*TASK BRIEF*
Count every line that has the word "this". Give the number, without anything more.

-- RECORD EXCERPTS start --

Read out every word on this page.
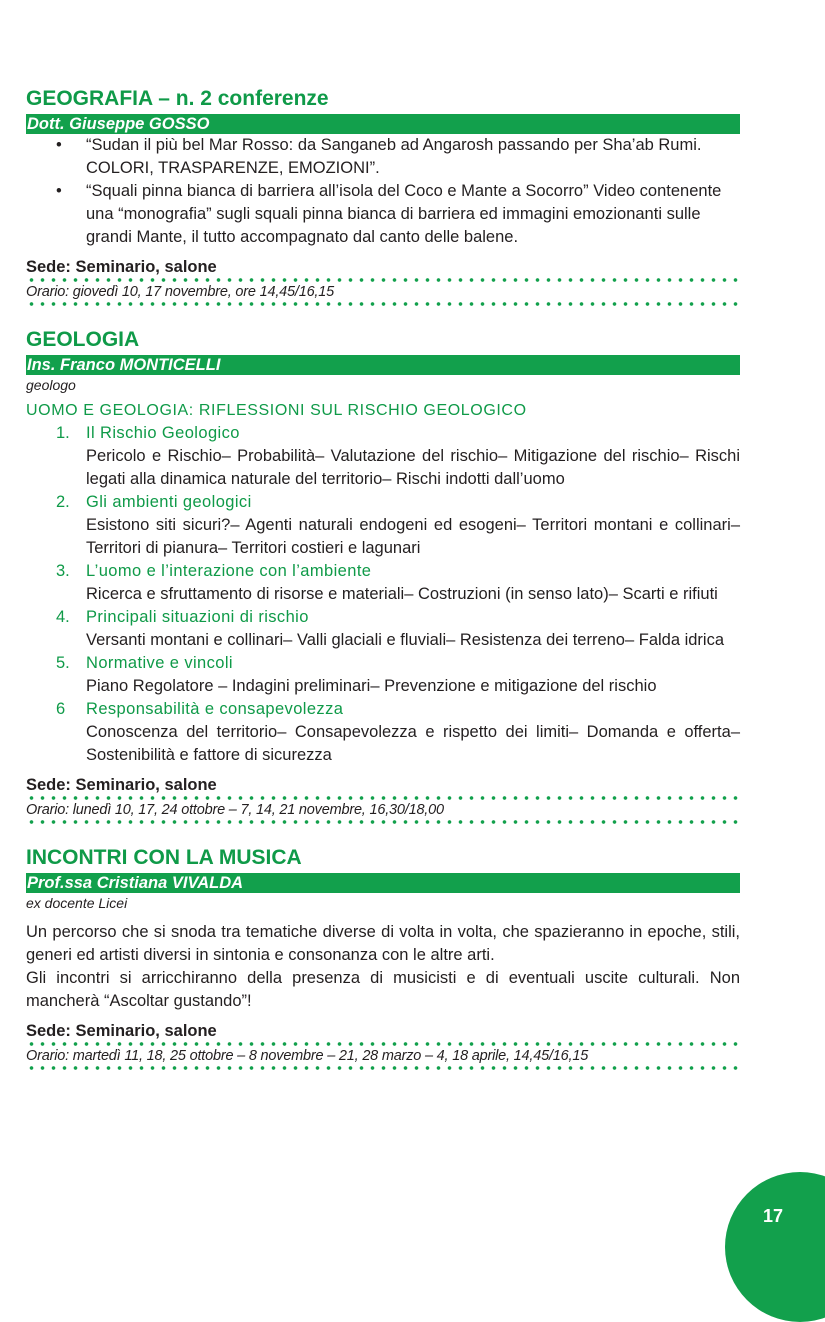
GEOGRAFIA – n. 2 conferenze
Dott. Giuseppe GOSSO
• “Sudan il più bel Mar Rosso: da Sanganeb ad Angarosh passando per Sha’ab Rumi. COLORI, TRASPARENZE, EMOZIONI”.
• “Squali pinna bianca di barriera all’isola del Coco e Mante a Socorro” Video contenente una “monografia” sugli squali pinna bianca di barriera ed immagini emozionanti sulle grandi Mante, il tutto accompagnato dal canto delle balene.
Sede: Seminario, salone
Orario: giovedì 10, 17 novembre, ore 14,45/16,15
GEOLOGIA
Ins. Franco MONTICELLI
geologo
UOMO E GEOLOGIA: RIFLESSIONI SUL RISCHIO GEOLOGICO
1. Il Rischio Geologico
Pericolo e Rischio– Probabilità– Valutazione del rischio– Mitigazione del rischio– Rischi legati alla dinamica naturale del territorio– Rischi indotti dall’uomo
2. Gli ambienti geologici
Esistono siti sicuri?– Agenti naturali endogeni ed esogeni– Territori montani e collinari– Territori di pianura– Territori costieri e lagunari
3. L’uomo e l’interazione con l’ambiente
Ricerca e sfruttamento di risorse e materiali– Costruzioni (in senso lato)– Scarti e rifiuti
4. Principali situazioni di rischio
Versanti montani e collinari– Valli glaciali e fluviali– Resistenza dei terreno– Falda idrica
5. Normative e vincoli
Piano Regolatore – Indagini preliminari– Prevenzione e mitigazione del rischio
6 Responsabilità e consapevolezza
Conoscenza del territorio– Consapevolezza e rispetto dei limiti– Domanda e offerta– Sostenibilità e fattore di sicurezza
Sede: Seminario, salone
Orario: lunedì 10, 17, 24 ottobre – 7, 14, 21 novembre, 16,30/18,00
INCONTRI CON LA MUSICA
Prof.ssa Cristiana VIVALDA
ex docente Licei
Un percorso che si snoda tra tematiche diverse di volta in volta, che spazieranno in epoche, stili, generi ed artisti diversi in sintonia e consonanza con le altre arti.
Gli incontri si arricchiranno della presenza di musicisti e di eventuali uscite culturali. Non mancherà “Ascoltar gustando”!
Sede: Seminario, salone
Orario: martedì 11, 18, 25 ottobre – 8 novembre – 21, 28 marzo – 4, 18 aprile, 14,45/16,15
17
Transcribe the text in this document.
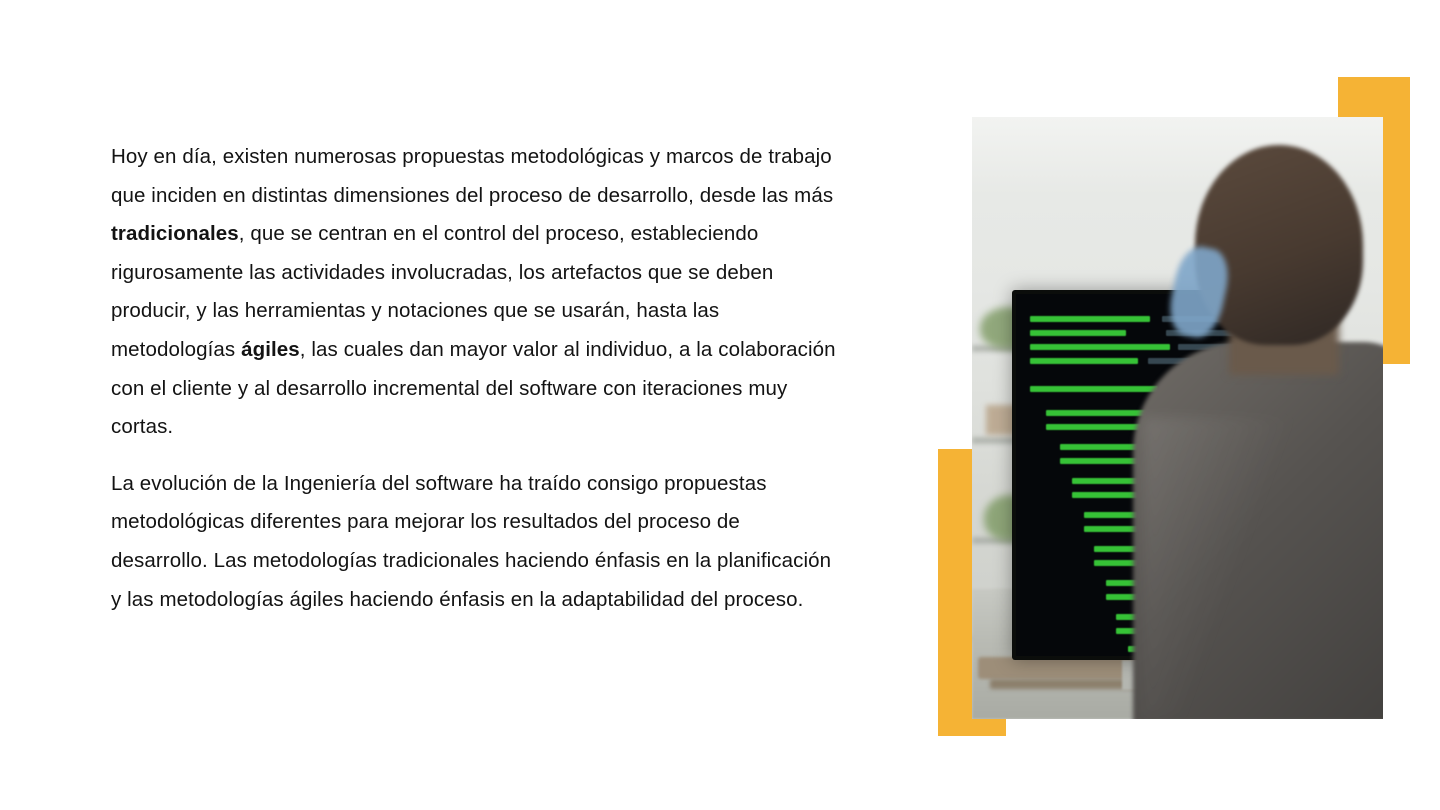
Hoy en día, existen numerosas propuestas metodológicas y marcos de trabajo que inciden en distintas dimensiones del proceso de desarrollo, desde las más tradicionales, que se centran en el control del proceso, estableciendo rigurosamente las actividades involucradas, los artefactos que se deben producir, y las herramientas y notaciones que se usarán, hasta las metodologías ágiles, las cuales dan mayor valor al individuo, a la colaboración con el cliente y al desarrollo incremental del software con iteraciones muy cortas.

La evolución de la Ingeniería del software ha traído consigo propuestas metodológicas diferentes para mejorar los resultados del proceso de desarrollo. Las metodologías tradicionales haciendo énfasis en la planificación y las metodologías ágiles haciendo énfasis en la adaptabilidad del proceso.
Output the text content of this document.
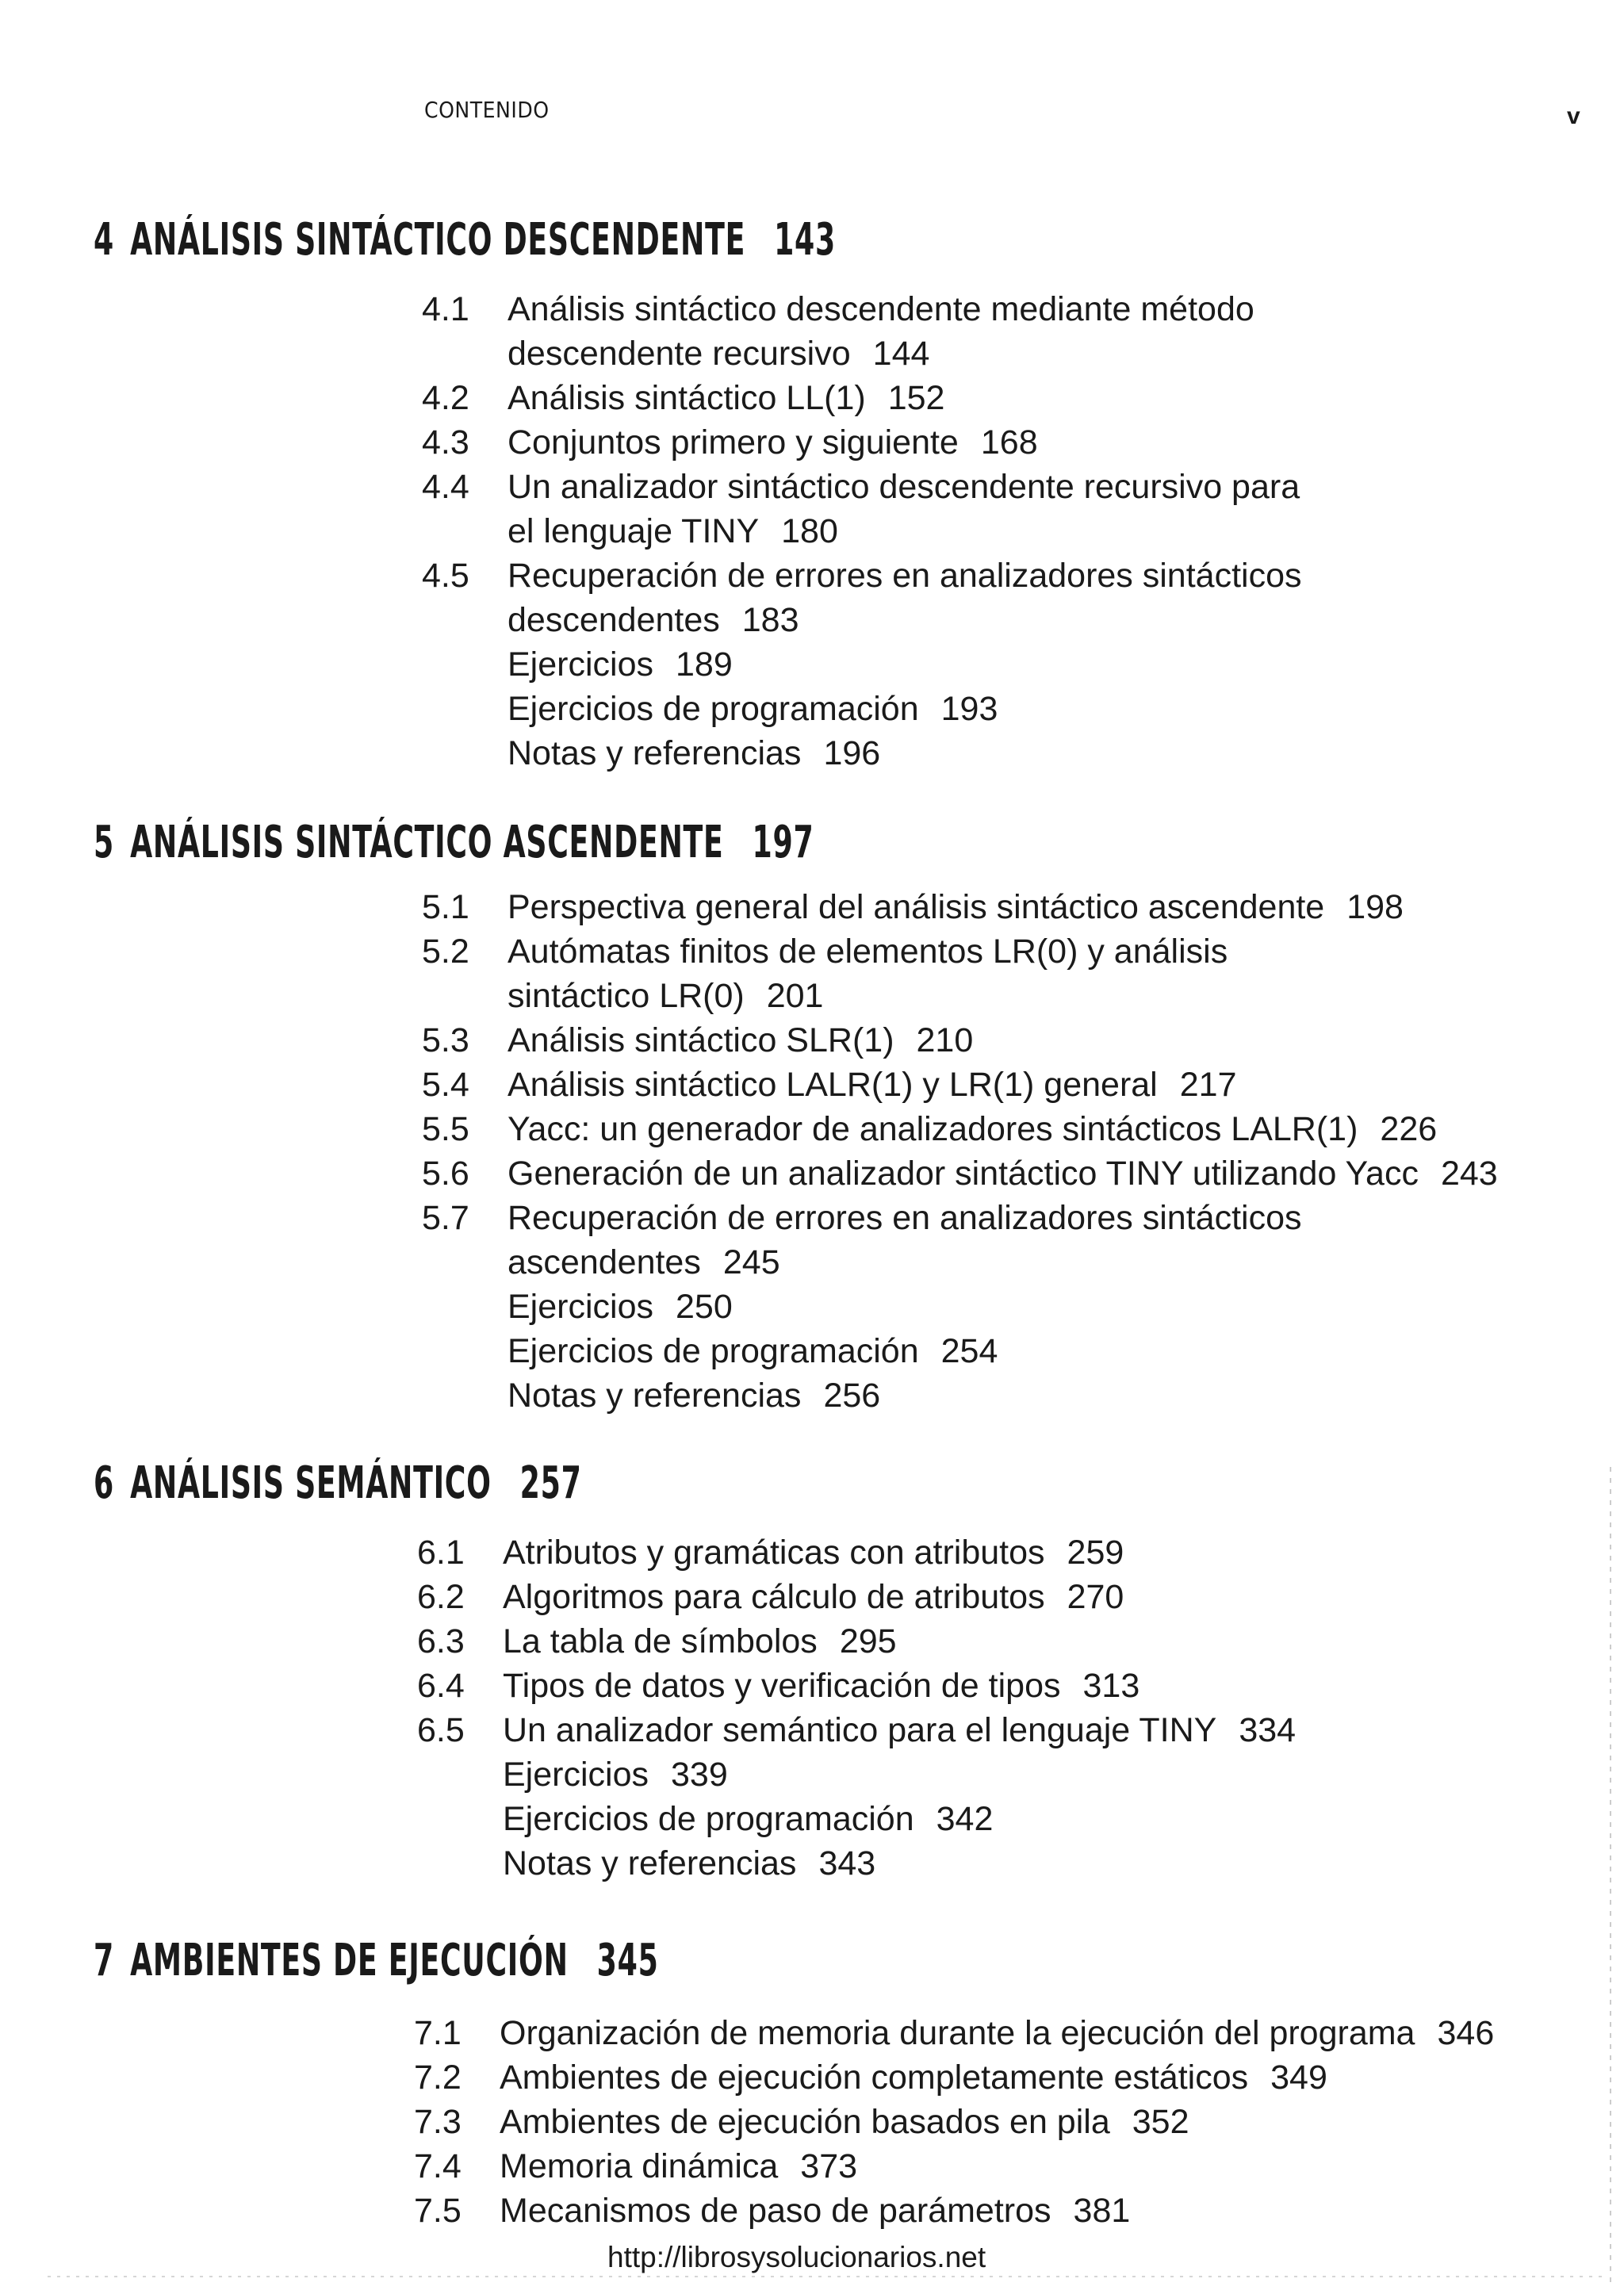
CONTENIDO	v
4 ANÁLISIS SINTÁCTICO DESCENDENTE 143
4.1 Análisis sintáctico descendente mediante método
descendente recursivo 144
4.2 Análisis sintáctico LL(1) 152
4.3 Conjuntos primero y siguiente 168
4.4 Un analizador sintáctico descendente recursivo para
el lenguaje TINY 180
4.5 Recuperación de errores en analizadores sintácticos
descendentes 183
Ejercicios 189
Ejercicios de programación 193
Notas y referencias 196
5 ANÁLISIS SINTÁCTICO ASCENDENTE 197
5.1 Perspectiva general del análisis sintáctico ascendente 198
5.2 Autómatas finitos de elementos LR(0) y análisis
sintáctico LR(0) 201
5.3 Análisis sintáctico SLR(1) 210
5.4 Análisis sintáctico LALR(1) y LR(1) general 217
5.5 Yacc: un generador de analizadores sintácticos LALR(1) 226
5.6 Generación de un analizador sintáctico TINY utilizando Yacc 243
5.7 Recuperación de errores en analizadores sintácticos
ascendentes 245
Ejercicios 250
Ejercicios de programación 254
Notas y referencias 256
6 ANÁLISIS SEMÁNTICO 257
6.1 Atributos y gramáticas con atributos 259
6.2 Algoritmos para cálculo de atributos 270
6.3 La tabla de símbolos 295
6.4 Tipos de datos y verificación de tipos 313
6.5 Un analizador semántico para el lenguaje TINY 334
Ejercicios 339
Ejercicios de programación 342
Notas y referencias 343
7 AMBIENTES DE EJECUCIÓN 345
7.1 Organización de memoria durante la ejecución del programa 346
7.2 Ambientes de ejecución completamente estáticos 349
7.3 Ambientes de ejecución basados en pila 352
7.4 Memoria dinámica 373
7.5 Mecanismos de paso de parámetros 381
http://librosysolucionarios.net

-- RECORD EXCERPTS end --

*SOLUTION TO THE EXERCISE*
3